Task input
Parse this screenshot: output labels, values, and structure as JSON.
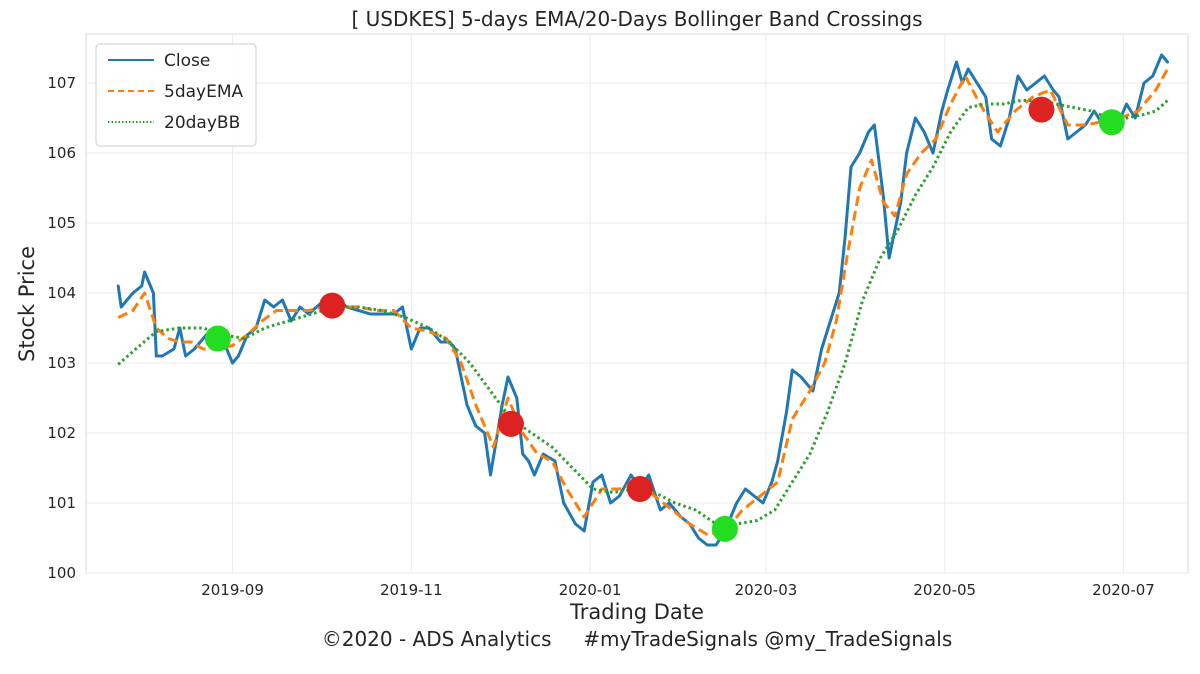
{
  "chart_data": {
    "type": "line",
    "title": "[ USDKES] 5-days EMA/20-Days Bollinger Band Crossings",
    "xlabel": "Trading Date",
    "ylabel": "Stock Price",
    "footer": "©2020 - ADS Analytics     #myTradeSignals @my_TradeSignals",
    "x_range": [
      "2019-07-13",
      "2020-07-23"
    ],
    "ylim": [
      100,
      107.7
    ],
    "x_ticks": [
      "2019-09",
      "2019-11",
      "2020-01",
      "2020-03",
      "2020-05",
      "2020-07"
    ],
    "y_ticks": [
      "100",
      "101",
      "102",
      "103",
      "104",
      "105",
      "106",
      "107"
    ],
    "grid": true,
    "legend_position": "top-left",
    "series": [
      {
        "name": "Close",
        "color": "#1f77b4",
        "style": "solid",
        "points": [
          [
            "2019-07-24",
            104.1
          ],
          [
            "2019-07-25",
            103.8
          ],
          [
            "2019-07-29",
            104.0
          ],
          [
            "2019-08-01",
            104.1
          ],
          [
            "2019-08-02",
            104.3
          ],
          [
            "2019-08-05",
            104.0
          ],
          [
            "2019-08-06",
            103.1
          ],
          [
            "2019-08-08",
            103.1
          ],
          [
            "2019-08-12",
            103.2
          ],
          [
            "2019-08-14",
            103.5
          ],
          [
            "2019-08-16",
            103.1
          ],
          [
            "2019-08-19",
            103.2
          ],
          [
            "2019-08-21",
            103.3
          ],
          [
            "2019-08-23",
            103.4
          ],
          [
            "2019-08-27",
            103.2
          ],
          [
            "2019-08-29",
            103.3
          ],
          [
            "2019-09-01",
            103.0
          ],
          [
            "2019-09-03",
            103.1
          ],
          [
            "2019-09-06",
            103.4
          ],
          [
            "2019-09-09",
            103.5
          ],
          [
            "2019-09-12",
            103.9
          ],
          [
            "2019-09-15",
            103.8
          ],
          [
            "2019-09-18",
            103.9
          ],
          [
            "2019-09-21",
            103.6
          ],
          [
            "2019-09-24",
            103.8
          ],
          [
            "2019-09-27",
            103.7
          ],
          [
            "2019-10-01",
            103.85
          ],
          [
            "2019-10-04",
            103.75
          ],
          [
            "2019-10-07",
            103.9
          ],
          [
            "2019-10-10",
            103.8
          ],
          [
            "2019-10-14",
            103.75
          ],
          [
            "2019-10-18",
            103.7
          ],
          [
            "2019-10-22",
            103.7
          ],
          [
            "2019-10-26",
            103.7
          ],
          [
            "2019-10-29",
            103.8
          ],
          [
            "2019-11-01",
            103.2
          ],
          [
            "2019-11-04",
            103.5
          ],
          [
            "2019-11-07",
            103.5
          ],
          [
            "2019-11-11",
            103.3
          ],
          [
            "2019-11-14",
            103.3
          ],
          [
            "2019-11-16",
            103.2
          ],
          [
            "2019-11-20",
            102.4
          ],
          [
            "2019-11-23",
            102.1
          ],
          [
            "2019-11-26",
            102.0
          ],
          [
            "2019-11-28",
            101.4
          ],
          [
            "2019-12-02",
            102.4
          ],
          [
            "2019-12-04",
            102.8
          ],
          [
            "2019-12-07",
            102.5
          ],
          [
            "2019-12-09",
            101.7
          ],
          [
            "2019-12-11",
            101.6
          ],
          [
            "2019-12-13",
            101.4
          ],
          [
            "2019-12-16",
            101.7
          ],
          [
            "2019-12-20",
            101.6
          ],
          [
            "2019-12-23",
            101.0
          ],
          [
            "2019-12-27",
            100.7
          ],
          [
            "2019-12-30",
            100.6
          ],
          [
            "2020-01-02",
            101.3
          ],
          [
            "2020-01-05",
            101.4
          ],
          [
            "2020-01-08",
            101.0
          ],
          [
            "2020-01-11",
            101.1
          ],
          [
            "2020-01-15",
            101.4
          ],
          [
            "2020-01-18",
            101.2
          ],
          [
            "2020-01-21",
            101.4
          ],
          [
            "2020-01-25",
            100.9
          ],
          [
            "2020-01-28",
            101.0
          ],
          [
            "2020-02-01",
            100.8
          ],
          [
            "2020-02-04",
            100.7
          ],
          [
            "2020-02-07",
            100.5
          ],
          [
            "2020-02-10",
            100.4
          ],
          [
            "2020-02-13",
            100.4
          ],
          [
            "2020-02-16",
            100.6
          ],
          [
            "2020-02-20",
            101.0
          ],
          [
            "2020-02-23",
            101.2
          ],
          [
            "2020-02-26",
            101.1
          ],
          [
            "2020-02-29",
            101.0
          ],
          [
            "2020-03-03",
            101.3
          ],
          [
            "2020-03-05",
            101.6
          ],
          [
            "2020-03-08",
            102.3
          ],
          [
            "2020-03-10",
            102.9
          ],
          [
            "2020-03-13",
            102.8
          ],
          [
            "2020-03-17",
            102.6
          ],
          [
            "2020-03-20",
            103.2
          ],
          [
            "2020-03-23",
            103.6
          ],
          [
            "2020-03-26",
            104.0
          ],
          [
            "2020-03-28",
            104.8
          ],
          [
            "2020-03-30",
            105.8
          ],
          [
            "2020-04-02",
            106.0
          ],
          [
            "2020-04-05",
            106.3
          ],
          [
            "2020-04-07",
            106.4
          ],
          [
            "2020-04-10",
            105.4
          ],
          [
            "2020-04-12",
            104.5
          ],
          [
            "2020-04-16",
            105.3
          ],
          [
            "2020-04-18",
            106.0
          ],
          [
            "2020-04-21",
            106.5
          ],
          [
            "2020-04-24",
            106.3
          ],
          [
            "2020-04-27",
            106.0
          ],
          [
            "2020-04-30",
            106.6
          ],
          [
            "2020-05-02",
            106.9
          ],
          [
            "2020-05-05",
            107.3
          ],
          [
            "2020-05-07",
            107.0
          ],
          [
            "2020-05-09",
            107.2
          ],
          [
            "2020-05-12",
            107.0
          ],
          [
            "2020-05-15",
            106.8
          ],
          [
            "2020-05-17",
            106.2
          ],
          [
            "2020-05-20",
            106.1
          ],
          [
            "2020-05-23",
            106.5
          ],
          [
            "2020-05-26",
            107.1
          ],
          [
            "2020-05-29",
            106.9
          ],
          [
            "2020-06-01",
            107.0
          ],
          [
            "2020-06-04",
            107.1
          ],
          [
            "2020-06-07",
            106.9
          ],
          [
            "2020-06-09",
            106.8
          ],
          [
            "2020-06-12",
            106.2
          ],
          [
            "2020-06-15",
            106.3
          ],
          [
            "2020-06-18",
            106.4
          ],
          [
            "2020-06-21",
            106.6
          ],
          [
            "2020-06-24",
            106.4
          ],
          [
            "2020-06-27",
            106.5
          ],
          [
            "2020-06-30",
            106.5
          ],
          [
            "2020-07-02",
            106.7
          ],
          [
            "2020-07-05",
            106.5
          ],
          [
            "2020-07-08",
            107.0
          ],
          [
            "2020-07-11",
            107.1
          ],
          [
            "2020-07-14",
            107.4
          ],
          [
            "2020-07-16",
            107.3
          ]
        ]
      },
      {
        "name": "5dayEMA",
        "color": "#ff7f0e",
        "style": "dashed",
        "points": [
          [
            "2019-07-24",
            103.65
          ],
          [
            "2019-07-29",
            103.75
          ],
          [
            "2019-08-02",
            104.0
          ],
          [
            "2019-08-06",
            103.5
          ],
          [
            "2019-08-10",
            103.35
          ],
          [
            "2019-08-14",
            103.3
          ],
          [
            "2019-08-18",
            103.3
          ],
          [
            "2019-08-22",
            103.2
          ],
          [
            "2019-08-27",
            103.2
          ],
          [
            "2019-09-01",
            103.25
          ],
          [
            "2019-09-06",
            103.4
          ],
          [
            "2019-09-11",
            103.6
          ],
          [
            "2019-09-16",
            103.75
          ],
          [
            "2019-09-22",
            103.75
          ],
          [
            "2019-09-27",
            103.75
          ],
          [
            "2019-10-02",
            103.8
          ],
          [
            "2019-10-08",
            103.8
          ],
          [
            "2019-10-14",
            103.8
          ],
          [
            "2019-10-20",
            103.75
          ],
          [
            "2019-10-26",
            103.75
          ],
          [
            "2019-11-01",
            103.5
          ],
          [
            "2019-11-07",
            103.45
          ],
          [
            "2019-11-13",
            103.35
          ],
          [
            "2019-11-18",
            103.0
          ],
          [
            "2019-11-23",
            102.4
          ],
          [
            "2019-11-29",
            101.8
          ],
          [
            "2019-12-04",
            102.5
          ],
          [
            "2019-12-09",
            102.0
          ],
          [
            "2019-12-14",
            101.7
          ],
          [
            "2019-12-19",
            101.6
          ],
          [
            "2019-12-24",
            101.2
          ],
          [
            "2019-12-30",
            100.8
          ],
          [
            "2020-01-05",
            101.2
          ],
          [
            "2020-01-11",
            101.2
          ],
          [
            "2020-01-17",
            101.3
          ],
          [
            "2020-01-23",
            101.1
          ],
          [
            "2020-01-29",
            100.9
          ],
          [
            "2020-02-04",
            100.7
          ],
          [
            "2020-02-10",
            100.55
          ],
          [
            "2020-02-16",
            100.6
          ],
          [
            "2020-02-22",
            100.9
          ],
          [
            "2020-02-28",
            101.1
          ],
          [
            "2020-03-05",
            101.3
          ],
          [
            "2020-03-10",
            102.2
          ],
          [
            "2020-03-16",
            102.6
          ],
          [
            "2020-03-21",
            103.0
          ],
          [
            "2020-03-25",
            103.6
          ],
          [
            "2020-03-29",
            104.6
          ],
          [
            "2020-04-02",
            105.5
          ],
          [
            "2020-04-06",
            105.9
          ],
          [
            "2020-04-10",
            105.3
          ],
          [
            "2020-04-14",
            105.1
          ],
          [
            "2020-04-18",
            105.7
          ],
          [
            "2020-04-23",
            106.0
          ],
          [
            "2020-04-28",
            106.2
          ],
          [
            "2020-05-03",
            106.7
          ],
          [
            "2020-05-08",
            107.1
          ],
          [
            "2020-05-13",
            106.7
          ],
          [
            "2020-05-19",
            106.3
          ],
          [
            "2020-05-25",
            106.6
          ],
          [
            "2020-05-31",
            106.8
          ],
          [
            "2020-06-06",
            106.9
          ],
          [
            "2020-06-12",
            106.4
          ],
          [
            "2020-06-18",
            106.4
          ],
          [
            "2020-06-24",
            106.45
          ],
          [
            "2020-06-30",
            106.5
          ],
          [
            "2020-07-06",
            106.6
          ],
          [
            "2020-07-12",
            106.9
          ],
          [
            "2020-07-16",
            107.2
          ]
        ]
      },
      {
        "name": "20dayBB",
        "color": "#2ca02c",
        "style": "dotted",
        "points": [
          [
            "2019-07-24",
            102.98
          ],
          [
            "2019-07-30",
            103.2
          ],
          [
            "2019-08-06",
            103.45
          ],
          [
            "2019-08-14",
            103.5
          ],
          [
            "2019-08-22",
            103.5
          ],
          [
            "2019-08-29",
            103.4
          ],
          [
            "2019-09-05",
            103.35
          ],
          [
            "2019-09-12",
            103.5
          ],
          [
            "2019-09-20",
            103.6
          ],
          [
            "2019-09-28",
            103.7
          ],
          [
            "2019-10-06",
            103.8
          ],
          [
            "2019-10-14",
            103.8
          ],
          [
            "2019-10-22",
            103.75
          ],
          [
            "2019-10-30",
            103.65
          ],
          [
            "2019-11-07",
            103.5
          ],
          [
            "2019-11-14",
            103.3
          ],
          [
            "2019-11-21",
            103.0
          ],
          [
            "2019-11-28",
            102.6
          ],
          [
            "2019-12-05",
            102.2
          ],
          [
            "2019-12-12",
            102.0
          ],
          [
            "2019-12-19",
            101.8
          ],
          [
            "2019-12-26",
            101.5
          ],
          [
            "2020-01-02",
            101.2
          ],
          [
            "2020-01-09",
            101.15
          ],
          [
            "2020-01-16",
            101.2
          ],
          [
            "2020-01-23",
            101.15
          ],
          [
            "2020-01-30",
            101.0
          ],
          [
            "2020-02-06",
            100.9
          ],
          [
            "2020-02-13",
            100.7
          ],
          [
            "2020-02-20",
            100.7
          ],
          [
            "2020-02-27",
            100.75
          ],
          [
            "2020-03-04",
            100.9
          ],
          [
            "2020-03-10",
            101.3
          ],
          [
            "2020-03-16",
            101.7
          ],
          [
            "2020-03-22",
            102.3
          ],
          [
            "2020-03-28",
            103.0
          ],
          [
            "2020-04-03",
            103.9
          ],
          [
            "2020-04-09",
            104.5
          ],
          [
            "2020-04-15",
            104.9
          ],
          [
            "2020-04-21",
            105.4
          ],
          [
            "2020-04-27",
            105.8
          ],
          [
            "2020-05-03",
            106.3
          ],
          [
            "2020-05-09",
            106.65
          ],
          [
            "2020-05-15",
            106.7
          ],
          [
            "2020-05-21",
            106.7
          ],
          [
            "2020-05-27",
            106.75
          ],
          [
            "2020-06-02",
            106.75
          ],
          [
            "2020-06-08",
            106.7
          ],
          [
            "2020-06-14",
            106.65
          ],
          [
            "2020-06-20",
            106.6
          ],
          [
            "2020-06-26",
            106.5
          ],
          [
            "2020-07-02",
            106.5
          ],
          [
            "2020-07-08",
            106.55
          ],
          [
            "2020-07-12",
            106.6
          ],
          [
            "2020-07-16",
            106.75
          ]
        ]
      }
    ],
    "markers": [
      {
        "date": "2019-08-27",
        "value": 103.35,
        "color": "#22dd22"
      },
      {
        "date": "2019-10-05",
        "value": 103.82,
        "color": "#dd2222"
      },
      {
        "date": "2019-12-05",
        "value": 102.13,
        "color": "#dd2222"
      },
      {
        "date": "2020-01-18",
        "value": 101.2,
        "color": "#dd2222"
      },
      {
        "date": "2020-02-16",
        "value": 100.63,
        "color": "#22dd22"
      },
      {
        "date": "2020-06-03",
        "value": 106.62,
        "color": "#dd2222"
      },
      {
        "date": "2020-06-27",
        "value": 106.44,
        "color": "#22dd22"
      }
    ]
  }
}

Written instruction
Read the lines above. Gather those in which the string "name" is found.

Task result
        "name": "Close",
        "name": "5dayEMA",
        "name": "20dayBB",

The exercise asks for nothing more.